- [WHAT YOU WILL DO]: Write out the complete material exactly as it stands.

[Start DATA FOR THIS TASK]

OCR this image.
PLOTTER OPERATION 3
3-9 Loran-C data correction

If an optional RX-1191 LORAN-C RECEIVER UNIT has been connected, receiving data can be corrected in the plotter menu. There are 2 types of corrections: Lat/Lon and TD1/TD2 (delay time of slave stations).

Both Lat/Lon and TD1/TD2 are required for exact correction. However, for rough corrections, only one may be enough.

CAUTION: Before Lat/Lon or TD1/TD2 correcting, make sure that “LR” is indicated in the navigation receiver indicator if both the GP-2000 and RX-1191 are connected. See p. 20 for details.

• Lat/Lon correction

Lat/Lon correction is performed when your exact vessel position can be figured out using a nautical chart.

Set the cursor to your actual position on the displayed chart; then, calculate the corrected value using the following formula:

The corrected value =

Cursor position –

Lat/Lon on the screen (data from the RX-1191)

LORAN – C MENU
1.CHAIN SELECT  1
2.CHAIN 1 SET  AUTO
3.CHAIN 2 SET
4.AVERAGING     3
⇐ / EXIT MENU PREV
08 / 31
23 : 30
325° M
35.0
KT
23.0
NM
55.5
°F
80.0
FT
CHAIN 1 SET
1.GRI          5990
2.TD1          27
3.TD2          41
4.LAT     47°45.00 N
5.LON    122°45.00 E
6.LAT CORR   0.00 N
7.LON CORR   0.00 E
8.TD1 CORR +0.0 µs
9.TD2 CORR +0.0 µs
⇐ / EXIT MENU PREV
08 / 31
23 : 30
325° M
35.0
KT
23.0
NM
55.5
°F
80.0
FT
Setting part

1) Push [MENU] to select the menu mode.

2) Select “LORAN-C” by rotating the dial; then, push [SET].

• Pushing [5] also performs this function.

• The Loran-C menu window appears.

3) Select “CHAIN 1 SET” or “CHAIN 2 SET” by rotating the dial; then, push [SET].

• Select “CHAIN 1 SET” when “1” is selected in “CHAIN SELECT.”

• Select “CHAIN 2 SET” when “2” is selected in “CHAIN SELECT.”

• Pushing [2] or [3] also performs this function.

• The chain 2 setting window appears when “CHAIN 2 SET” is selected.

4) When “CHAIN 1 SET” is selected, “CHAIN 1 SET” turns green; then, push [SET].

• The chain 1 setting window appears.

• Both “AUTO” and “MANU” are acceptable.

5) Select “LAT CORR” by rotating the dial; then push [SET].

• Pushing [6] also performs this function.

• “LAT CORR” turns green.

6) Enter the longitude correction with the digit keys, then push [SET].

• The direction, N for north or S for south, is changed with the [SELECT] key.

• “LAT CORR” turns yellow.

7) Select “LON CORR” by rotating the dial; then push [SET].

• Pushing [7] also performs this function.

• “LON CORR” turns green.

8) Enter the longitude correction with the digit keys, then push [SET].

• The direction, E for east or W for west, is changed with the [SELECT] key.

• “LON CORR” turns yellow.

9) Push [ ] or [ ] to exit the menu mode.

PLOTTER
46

[End DATA FOR THIS TASK]

- [RESULT OF THE EXERCISE]:
OCR this image.
PLOTTER OPERATION 3
3-9 Loran-C data correction

If an optional RX-1191 LORAN-C RECEIVER UNIT has been connected, receiving data can be corrected in the plotter menu. There are 2 types of corrections: Lat/Lon and TD1/TD2 (delay time of slave stations).

Both Lat/Lon and TD1/TD2 are required for exact correction. However, for rough corrections, only one may be enough.

CAUTION: Before Lat/Lon or TD1/TD2 correcting, make sure that “LR” is indicated in the navigation receiver indicator if both the GP-2000 and RX-1191 are connected. See p. 20 for details.

• Lat/Lon correction

Lat/Lon correction is performed when your exact vessel position can be figured out using a nautical chart.

Set the cursor to your actual position on the displayed chart; then, calculate the corrected value using the following formula:

The corrected value =

Cursor position –

Lat/Lon on the screen (data from the RX-1191)

LORAN – C MENU
1.CHAIN SELECT  1
2.CHAIN 1 SET  AUTO
3.CHAIN 2 SET
4.AVERAGING     3
⇐ / EXIT MENU PREV
08 / 31
23 : 30
325° M
35.0
KT
23.0
NM
55.5
°F
80.0
FT
CHAIN 1 SET
1.GRI          5990
2.TD1          27
3.TD2          41
4.LAT     47°45.00 N
5.LON    122°45.00 E
6.LAT CORR   0.00 N
7.LON CORR   0.00 E
8.TD1 CORR +0.0 µs
9.TD2 CORR +0.0 µs
⇐ / EXIT MENU PREV
08 / 31
23 : 30
325° M
35.0
KT
23.0
NM
55.5
°F
80.0
FT
Setting part

1) Push [MENU] to select the menu mode.

2) Select “LORAN-C” by rotating the dial; then, push [SET].

• Pushing [5] also performs this function.

• The Loran-C menu window appears.

3) Select “CHAIN 1 SET” or “CHAIN 2 SET” by rotating the dial; then, push [SET].

• Select “CHAIN 1 SET” when “1” is selected in “CHAIN SELECT.”

• Select “CHAIN 2 SET” when “2” is selected in “CHAIN SELECT.”

• Pushing [2] or [3] also performs this function.

• The chain 2 setting window appears when “CHAIN 2 SET” is selected.

4) When “CHAIN 1 SET” is selected, “CHAIN 1 SET” turns green; then, push [SET].

• The chain 1 setting window appears.

• Both “AUTO” and “MANU” are acceptable.

5) Select “LAT CORR” by rotating the dial; then push [SET].

• Pushing [6] also performs this function.

• “LAT CORR” turns green.

6) Enter the longitude correction with the digit keys, then push [SET].

• The direction, N for north or S for south, is changed with the [SELECT] key.

• “LAT CORR” turns yellow.

7) Select “LON CORR” by rotating the dial; then push [SET].

• Pushing [7] also performs this function.

• “LON CORR” turns green.

8) Enter the longitude correction with the digit keys, then push [SET].

• The direction, E for east or W for west, is changed with the [SELECT] key.

• “LON CORR” turns yellow.

9) Push [ ] or [ ] to exit the menu mode.

PLOTTER
46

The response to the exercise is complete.